[Start]
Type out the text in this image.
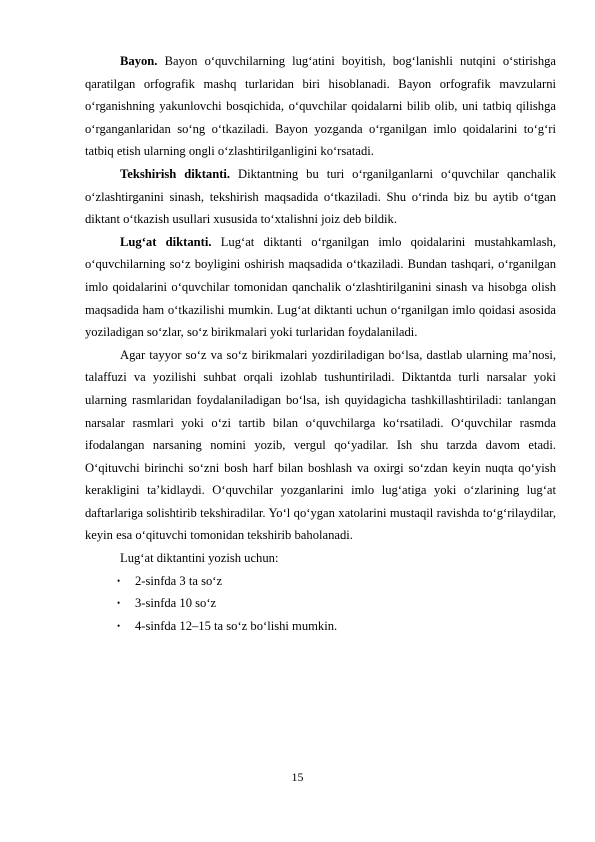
Bayon. Bayon o‘quvchilarning lug‘atini boyitish, bog‘lanishli nutqini o‘stirishga qaratilgan orfografik mashq turlaridan biri hisoblanadi. Bayon orfografik mavzularni o‘rganishning yakunlovchi bosqichida, o‘quvchilar qoidalarni bilib olib, uni tatbiq qilishga o‘rganganlaridan so‘ng o‘tkaziladi. Bayon yozganda o‘rganilgan imlo qoidalarini to‘g‘ri tatbiq etish ularning ongli o‘zlashtirilganligini ko‘rsatadi.

Tekshirish diktanti. Diktantning bu turi o‘rganilganlarni o‘quvchilar qanchalik o‘zlashtirganini sinash, tekshirish maqsadida o‘tkaziladi. Shu o‘rinda biz bu aytib o‘tgan diktant o‘tkazish usullari xususida to‘xtalishni joiz deb bildik.

Lug‘at diktanti. Lug‘at diktanti o‘rganilgan imlo qoidalarini mustahkamlash, o‘quvchilarning so‘z boyligini oshirish maqsadida o‘tkaziladi. Bundan tashqari, o‘rganilgan imlo qoidalarini o‘quvchilar tomonidan qanchalik o‘zlashtirilganini sinash va hisobga olish maqsadida ham o‘tkazilishi mumkin. Lug‘at diktanti uchun o‘rganilgan imlo qoidasi asosida yoziladigan so‘zlar, so‘z birikmalari yoki turlaridan foydalaniladi.

Agar tayyor so‘z va so‘z birikmalari yozdiriladigan bo‘lsa, dastlab ularning ma’nosi, talaffuzi va yozilishi suhbat orqali izohlab tushuntiriladi. Diktantda turli narsalar yoki ularning rasmlaridan foydalaniladigan bo‘lsa, ish quyidagicha tashkillashtiriladi: tanlangan narsalar rasmlari yoki o‘zi tartib bilan o‘quvchilarga ko‘rsatiladi. O‘quvchilar rasmda ifodalangan narsaning nomini yozib, vergul qo‘yadilar. Ish shu tarzda davom etadi. O‘qituvchi birinchi so‘zni bosh harf bilan boshlash va oxirgi so‘zdan keyin nuqta qo‘yish kerakligini ta’kidlaydi. O‘quvchilar yozganlarini imlo lug‘atiga yoki o‘zlarining lug‘at daftarlariga solishtirib tekshiradilar. Yo‘l qo‘ygan xatolarini mustaqil ravishda to‘g‘rilaydilar, keyin esa o‘qituvchi tomonidan tekshirib baholanadi.

Lug‘at diktantini yozish uchun:

• 2-sinfda 3 ta so‘z
• 3-sinfda 10 so‘z
• 4-sinfda 12–15 ta so‘z bo‘lishi mumkin.
15
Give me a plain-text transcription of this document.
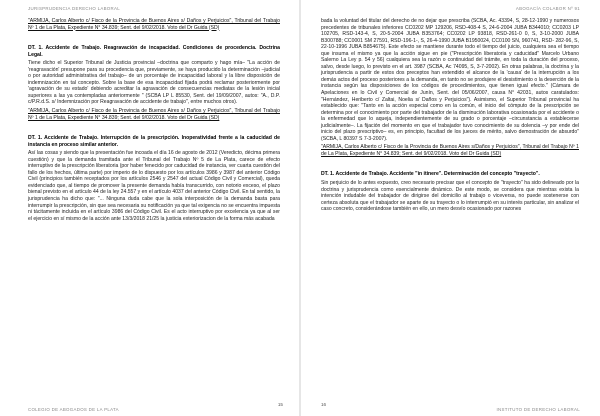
JURISPRUDENCIA DERECHO LABORAL

"ARMIJA, Carlos Alberto c/ Fisco de la Provincia de Buenos Aires s/ Daños y Perjuicios", Tribunal del Trabajo Nº 1 de La Plata, Expediente N° 34.839; Sent. del 9/02/2018. Voto del Dr Guida (SD)

DT. 1. Accidente de Trabajo. Reagravación de incapacidad. Condiciones de procedencia. Doctrina Legal.

Tiene dicho el Superior Tribunal de Justicia provincial –doctrina que comparto y hago mía– "La acción de 'reagravación' presupone para su procedencia que, previamente, se haya producido la determinación –judicial o por autoridad administrativa del trabajo– de un porcentaje de incapacidad laboral y la libre disposición de indemnización en tal concepto. Sobre la base de esa incapacidad fijada podrá reclamar posteriormente por 'agravación de su estado' debiendo acreditar la agravación de consecuencias mediatas de la lesión inicial superiores a las ya contempladas anteriormente " (SCBA LP L 85530, Sent. del 19/09/2007, autos: "A., D.P. c/P.R.d.S. s/ Indemnización por Reagravación de accidente de trabajo", entre muchos otros).

"ARMIJA, Carlos Alberto c/ Fisco de la Provincia de Buenos Aires s/ Daños y Perjuicios", Tribunal del Trabajo Nº 1 de La Plata, Expediente N° 34.839; Sent. del 9/02/2018. Voto del Dr Guida (SD)

DT. 1. Accidente de Trabajo. Interrupción de la prescripción. Inoperatividad frente a la caducidad de instancia en proceso similar anterior.

Así las cosas y siendo que la presentación fue incoada el día 16 de agosto de 2012 (Veredicto, décima primera cuestión) y que la demanda tramitada ante el Tribunal del Trabajo Nº 5 de La Plata, carece de efecto interruptivo de la prescripción liberatoria (por haber fenecido por caducidad de instancia, ver cuarta cuestión del fallo de los hechos, última parte) por imperio de lo dispuesto por los artículos 3986 y 3987 del anterior Código Civil (principios también receptados por los artículos 2546 y 2547 del actual Código Civil y Comercial), queda evidenciado que, al tiempo de promover la presente demanda había transcurrido, con notorio exceso, el plazo bienal previsto en el artículo 44 de la ley 24.557 y en el artículo 4037 del anterior Código Civil. En tal sentido, la jurisprudencia ha dicho que: "... Ninguna duda cabe que la sola interposición de la demanda basta para interrumpir la prescripción, sin que sea necesaria su notificación ya que tal exigencia no se encuentra impuesta ni tácitamente incluida en el artículo 3986 del Código Civil. Es el acto interruptivo por excelencia ya que al ser el ejercicio en sí mismo de la acción ante 13/3/2018 21/25 la justicia exteriorizacion de la forma más acabada

15
COLEGIO DE ABOGADOS DE LA PLATA
ABOGACÍA COLABOR Nº 91

bada la voluntad del titular del derecho de no dejar que prescriba (SCBA, Ac. 43394, S, 28-12-1990 y numerosos precedentes de tribunales inferiores CC0202 MP 129206, RSD-408-4 S, 24-6-2004 JUBA B344010; CC0203 LP 102705, RSD-143-4, S, 20-5-2004 JUBA B353764; CC0202 LP 93818, RSD-261-0 0, S, 3-10-2000 JUBA B300788; CC0001 SM 27591, RSD-196-1-, S, 26-4-1990 JUBA B1950024, CC0100 SN, 960741, RSD- 282-96, S, 22-10-1996 JUBA B854675). Este efecto se mantiene durante todo el tiempo del juicio, cualquiera sea el tiempo que insuma el mismo ya que la acción sigue en pie ("Prescripción liberatoria y caducidad" Marcelo Urbano Salerno La Ley p. 54 y 56) cualquiera sea la razón o continuidad del trámite, en toda la duración del proceso, salvo, desde luego, lo previsto en el art. 3987 (SCBA, Ac 74095, S, 3-7-2002). En otras palabras, la doctrina y la jurisprudencia a partir de estos dos preceptos han extendido el alcance de la 'causa' de la interrupción a los demás actos del proceso posteriores a la demanda, en tanto no se produjere el desistimiento o la deserción de la instancia según las disposiciones de los códigos de procedimientos, que tienen igual efecto." (Cámara de Apelaciones en lo Civil y Comercial de Junín, Sent. del 05/06/2007, causa N° 42031, autos caratulados: "Hernández, Heriberto c/ Zaltai, Noelia s/ Daños y Perjuicios"). Asimismo, el Superior Tribunal provincial ha establecido que: "Tanto en la acción especial como en la común, el inicio del cómputo de la prescripción se determina por el conocimiento por parte del trabajador de la disminución laborativa ocasionada por el accidente o la enfermedad que lo aqueja, independientemente de su grado o porcentaje –circunstancia a establecerse judicialmente–. La fijación del momento en que el trabajador tuvo conocimiento de su dolencia –y por ende del inicio del plazo prescriptivo– es, en principio, facultad de los jueces de mérito, salvo demostración de absurdo" (SCBA, L 80397 S 7-3-2007).

"ARMIJA, Carlos Alberto c/ Fisco de la Provincia de Buenos Aires s/Daños y Perjuicios", Tribunal del Trabajo Nº 1 de La Plata, Expediente N° 34.839; Sent. del 9/02/2018. Voto del Dr Guida (SD)

DT. 1. Accidente de Trabajo. Accidente "in itinere". Determinación del concepto "trayecto".

Sin perjuicio de lo antes expuesto, creo necesario precisar que el concepto de "trayecto" ha sido delineado por la doctrina y jurisprudencia como esencialmente dinámico. De este modo, se considera que mientras exista la intención indudable del trabajador de dirigirse del domicilio al trabajo o viceversa, no puede sostenerse con certeza absoluta que el trabajador se aparte de su trayecto o lo interrumpió en su interés particular, sin analizar el caso concreto, considerándose también en ello, un mero desvío ocasionado por razones

16
INSTITUTO DE DERECHO LABORAL
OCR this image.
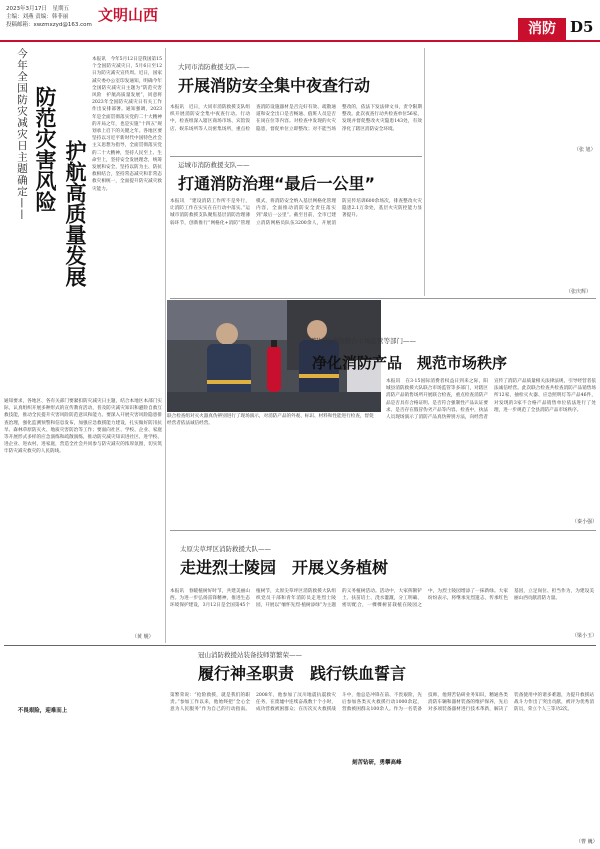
2023年3月17日　星期五
主编：刘燕 责编：韩菲丽
投稿邮箱：xwzmxzyd@163.com
文明山西
消防 D5
今年全国防灾减灾日主题确定—— 防范灾害风险 护航高质量发展
本报讯　今年5月12日是我国第15个全国防灾减灾日，5月6日至12日为防灾减灾宣传周。近日，国家减灾委办公室印发通知，明确今年全国防灾减灾日主题为“防范灾害风险　护航高质量发展”，同意将2023年全国防灾减灾日有关工作作出安排部署。通知强调，2023年是全面贯彻落实党的二十大精神的开局之年，也是实施“十四五”规划承上启下的关键之年。各地区要坚持以习近平新时代中国特色社会主义思想为指导，全面贯彻落实党的二十大精神，坚持人民至上、生命至上，坚持安全发展理念，统筹发展和安全，坚持以防为主、防抗救相结合，坚持常态减灾和非常态救灾相统一，全面提升防灾减灾救灾能力。
通知要求，各地区、各有关部门要紧扣防灾减灾日主题，结合本地区本部门实际，认真组织开展多种形式的宣传教育活动，普及防灾减灾知识和避险自救互救技能，推动全民提升灾害风险防范意识和能力。要深入开展灾害风险隐患排查治理，强化监测预警和信息发布，加强应急救援能力建设，扎实做好防汛抗旱、森林草原防灭火、地质灾害防治等工作；要面向社区、学校、企业、家庭等开展形式多样的应急演练和疏散演练，推动防灾减灾知识进社区、进学校、进企业、进农村、进家庭，营造全社会共同参与防灾减灾的浓厚氛围，切实筑牢防灾减灾救灾的人民防线。
（黄 舰）
大同市消防救援支队——
开展消防安全集中夜查行动
本报讯　近日，大同市消防救援支队组织开展消防安全集中夜查行动。行动中，检查组深入辖区商场市场、宾馆饭店、娱乐场所等人员密集场所，重点检查消防设施器材是否完好有效、疏散通道和安全出口是否畅通、值班人员是否在岗在位等内容。对检查中发现的火灾隐患，督促单位立即整改；对不能当场整改的，依法下发法律文书，责令限期整改。此次夜查行动共检查单位56家，发现并督促整改火灾隐患143处，有效净化了辖区消防安全环境。
运城市消防救援支队——
打通消防治理“最后一公里”
本报讯　“建设消防工作所不是外行，让消防工作在实实在在行动中落实。”运城市消防救援支队聚焦基层消防治理薄弱环节，创新推行“网格化+消防”管理模式，将消防安全纳入基层网格化管理内容，全面推动消防安全责任落实到“最后一公里”。截至目前，全市已建立消防网格员队伍3200余人，开展消防宣传培训600余场次，排查整改火灾隐患2.1万余处，基层火灾防控能力显著提升。
（张 旭）
（张庆辉）
联合检查组对灭火器真伪辨别进行了现场演示，对消防产品的外观、标识、材料和性能进行检查，督促经营者依法诚信经营。
阳城县消防联合市场监管等部门——
净化消防产品　规范市场秩序
本报讯　在3·15国际消费者权益日到来之际，阳城县消防救援大队联合市场监管等多部门，对辖区消防产品销售场所开展联合检查，重点检查消防产品是否具有合格证明、是否符合强制性产品认证要求、是否存在假冒伪劣产品等内容。检查中，执法人员现场演示了消防产品真伪辨别方法，向经营者宣传了消防产品质量相关法律法规，引导经营者依法诚信经营。此次联合检查共检查消防产品销售场所12家，抽检灭火器、应急照明灯等产品46件，对发现的3家不合格产品销售单位依法进行了处理，进一步规范了全县消防产品市场秩序。
（秦小强）
太原尖草坪区消防救援大队——
走进烈士陵园　开展义务植树
本报讯　春暖植树好时节，共建美丽山西。为进一步弘扬雷锋精神，推进生态环境保护建设，3月12日是全国第45个植树节，太原尖草坪区消防救援大队组织党员干部和青年消防员走进烈士陵园，开展以“缅怀先烈·植树添绿”为主题的义务植树活动。活动中，大家挥锹铲土、扶苗培土、浇水灌溉，分工明确、密切配合，一棵棵树苗栽植在陵园之中，为烈士陵园增添了一抹新绿。大家纷纷表示，将继承先烈遗志，传承红色基因，立足岗位、担当作为，为建设美丽山西贡献消防力量。
（梁小玉）
冠山消防救援站装备技师第繁荣——
履行神圣职责　践行铁血誓言
不畏艰险，迎难而上
第繁荣说：“抢险救援，就是我们的职责。”参加工作以来，他始终把“全心全意为人民服务”作为自己的行动指南。2008年，他参加了汶川地震抗震救灾任务，在废墟中连续奋战数十个小时，成功营救被困群众；在历次灭火救援战斗中，他总是冲锋在前、不畏艰险，先后参加各类灭火救援行动1000余起，营救被困群众100余人。作为一名装备技师，他刻苦钻研业务知识，精通各类消防车辆和器材装备的维护保养，先后对多项装备器材进行技术革新，解决了装备使用中的诸多难题，为提升救援站战斗力作出了突出贡献，被评为优秀消防员，荣立个人三等功2次。
刻苦钻研，勇攀高峰
（曹 巍）
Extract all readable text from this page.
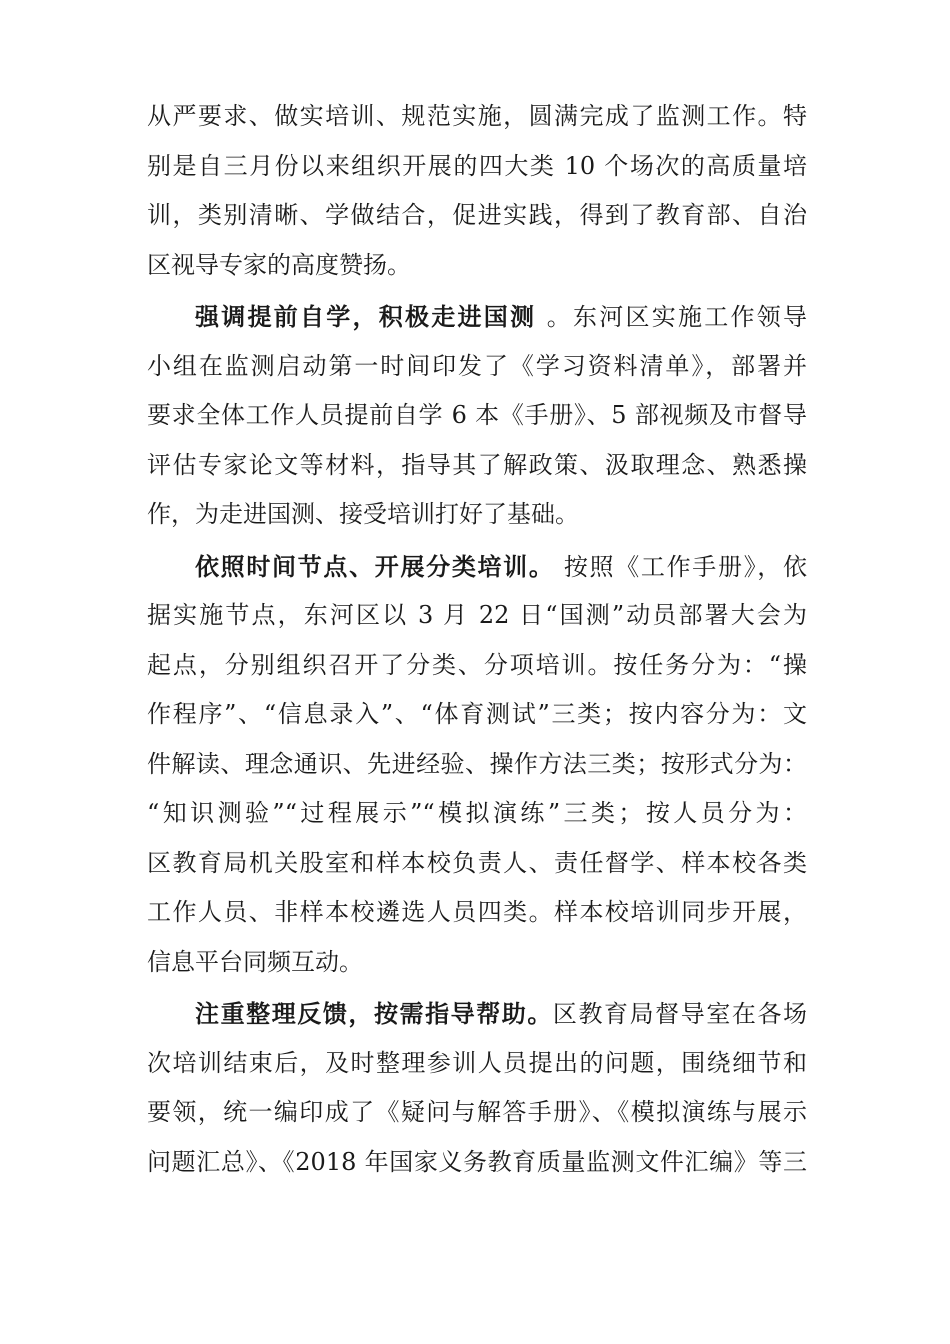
从严要求、做实培训、规范实施，圆满完成了监测工作。特
别是自三月份以来组织开展的四大类 10 个场次的高质量培
训，类别清晰、学做结合，促进实践，得到了教育部、自治
区视导专家的高度赞扬。
强调提前自学，积极走进国测 。东河区实施工作领导
小组在监测启动第一时间印发了《学习资料清单》，部署并
要求全体工作人员提前自学 6 本《手册》、5 部视频及市督导
评估专家论文等材料，指导其了解政策、汲取理念、熟悉操
作，为走进国测、接受培训打好了基础。
依照时间节点、开展分类培训。 按照《工作手册》，依
据实施节点，东河区以 3 月 22 日“国测”动员部署大会为
起点，分别组织召开了分类、分项培训。按任务分为：“操
作程序”、“信息录入”、“体育测试”三类；按内容分为：文
件解读、理念通识、先进经验、操作方法三类；按形式分为：
“知识测验”“过程展示”“模拟演练”三类；按人员分为：
区教育局机关股室和样本校负责人、责任督学、样本校各类
工作人员、非样本校遴选人员四类。样本校培训同步开展，
信息平台同频互动。
注重整理反馈，按需指导帮助。区教育局督导室在各场
次培训结束后，及时整理参训人员提出的问题，围绕细节和
要领，统一编印成了《疑问与解答手册》、《模拟演练与展示
问题汇总》、《2018 年国家义务教育质量监测文件汇编》等三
[End]
*WHAT IS NEEDED*: Without the pictures, retype exactly the lines from the one that holds "Extract all readable text from this page." to the last line of the data above, both of them included.

*THE REPLY*:
Extract all readable text from this page.
从严要求、做实培训、规范实施，圆满完成了监测工作。特
别是自三月份以来组织开展的四大类 10 个场次的高质量培
训，类别清晰、学做结合，促进实践，得到了教育部、自治
区视导专家的高度赞扬。
强调提前自学，积极走进国测 。东河区实施工作领导
小组在监测启动第一时间印发了《学习资料清单》，部署并
要求全体工作人员提前自学 6 本《手册》、5 部视频及市督导
评估专家论文等材料，指导其了解政策、汲取理念、熟悉操
作，为走进国测、接受培训打好了基础。
依照时间节点、开展分类培训。 按照《工作手册》，依
据实施节点，东河区以 3 月 22 日“国测”动员部署大会为
起点，分别组织召开了分类、分项培训。按任务分为：“操
作程序”、“信息录入”、“体育测试”三类；按内容分为：文
件解读、理念通识、先进经验、操作方法三类；按形式分为：
“知识测验”“过程展示”“模拟演练”三类；按人员分为：
区教育局机关股室和样本校负责人、责任督学、样本校各类
工作人员、非样本校遴选人员四类。样本校培训同步开展，
信息平台同频互动。
注重整理反馈，按需指导帮助。区教育局督导室在各场
次培训结束后，及时整理参训人员提出的问题，围绕细节和
要领，统一编印成了《疑问与解答手册》、《模拟演练与展示
问题汇总》、《2018 年国家义务教育质量监测文件汇编》等三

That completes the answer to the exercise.